**CHALLENGE:** Output every line below without omitting or altering anything.
====================
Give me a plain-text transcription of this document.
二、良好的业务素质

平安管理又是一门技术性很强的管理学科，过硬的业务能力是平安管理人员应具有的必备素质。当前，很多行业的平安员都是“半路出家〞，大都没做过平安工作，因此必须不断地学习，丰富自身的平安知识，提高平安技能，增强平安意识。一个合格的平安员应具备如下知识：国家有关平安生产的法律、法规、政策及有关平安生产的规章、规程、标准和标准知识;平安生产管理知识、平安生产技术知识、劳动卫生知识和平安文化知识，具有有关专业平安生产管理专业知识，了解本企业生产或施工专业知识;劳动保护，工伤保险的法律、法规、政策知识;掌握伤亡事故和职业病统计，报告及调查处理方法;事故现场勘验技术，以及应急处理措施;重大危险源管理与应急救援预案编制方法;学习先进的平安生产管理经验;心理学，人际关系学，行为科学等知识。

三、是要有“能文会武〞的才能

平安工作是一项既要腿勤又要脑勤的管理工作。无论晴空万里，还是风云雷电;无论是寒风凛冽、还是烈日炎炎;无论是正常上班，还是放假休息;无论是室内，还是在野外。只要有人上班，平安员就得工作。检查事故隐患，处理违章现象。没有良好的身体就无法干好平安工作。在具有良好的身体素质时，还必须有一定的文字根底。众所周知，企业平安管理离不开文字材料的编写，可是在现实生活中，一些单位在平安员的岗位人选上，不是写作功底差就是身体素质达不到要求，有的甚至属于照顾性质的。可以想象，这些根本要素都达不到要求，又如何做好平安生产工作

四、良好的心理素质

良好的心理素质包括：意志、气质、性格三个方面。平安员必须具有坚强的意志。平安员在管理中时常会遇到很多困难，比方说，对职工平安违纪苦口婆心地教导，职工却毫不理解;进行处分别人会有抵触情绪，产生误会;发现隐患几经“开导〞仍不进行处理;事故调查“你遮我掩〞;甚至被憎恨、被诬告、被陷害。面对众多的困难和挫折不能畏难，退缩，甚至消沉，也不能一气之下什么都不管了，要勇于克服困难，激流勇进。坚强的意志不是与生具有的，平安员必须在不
====================
**ANSWER TO THE TASK:**
Give me a plain-text transcription of this document.
二、良好的业务素质

平安管理又是一门技术性很强的管理学科，过硬的业务能力是平安管理人员应具有的必备素质。当前，很多行业的平安员都是“半路出家〞，大都没做过平安工作，因此必须不断地学习，丰富自身的平安知识，提高平安技能，增强平安意识。一个合格的平安员应具备如下知识：国家有关平安生产的法律、法规、政策及有关平安生产的规章、规程、标准和标准知识;平安生产管理知识、平安生产技术知识、劳动卫生知识和平安文化知识，具有有关专业平安生产管理专业知识，了解本企业生产或施工专业知识;劳动保护，工伤保险的法律、法规、政策知识;掌握伤亡事故和职业病统计，报告及调查处理方法;事故现场勘验技术，以及应急处理措施;重大危险源管理与应急救援预案编制方法;学习先进的平安生产管理经验;心理学，人际关系学，行为科学等知识。

三、是要有“能文会武〞的才能

平安工作是一项既要腿勤又要脑勤的管理工作。无论晴空万里，还是风云雷电;无论是寒风凛冽、还是烈日炎炎;无论是正常上班，还是放假休息;无论是室内，还是在野外。只要有人上班，平安员就得工作。检查事故隐患，处理违章现象。没有良好的身体就无法干好平安工作。在具有良好的身体素质时，还必须有一定的文字根底。众所周知，企业平安管理离不开文字材料的编写，可是在现实生活中，一些单位在平安员的岗位人选上，不是写作功底差就是身体素质达不到要求，有的甚至属于照顾性质的。可以想象，这些根本要素都达不到要求，又如何做好平安生产工作

四、良好的心理素质

良好的心理素质包括：意志、气质、性格三个方面。平安员必须具有坚强的意志。平安员在管理中时常会遇到很多困难，比方说，对职工平安违纪苦口婆心地教导，职工却毫不理解;进行处分别人会有抵触情绪，产生误会;发现隐患几经“开导〞仍不进行处理;事故调查“你遮我掩〞;甚至被憎恨、被诬告、被陷害。面对众多的困难和挫折不能畏难，退缩，甚至消沉，也不能一气之下什么都不管了，要勇于克服困难，激流勇进。坚强的意志不是与生具有的，平安员必须在不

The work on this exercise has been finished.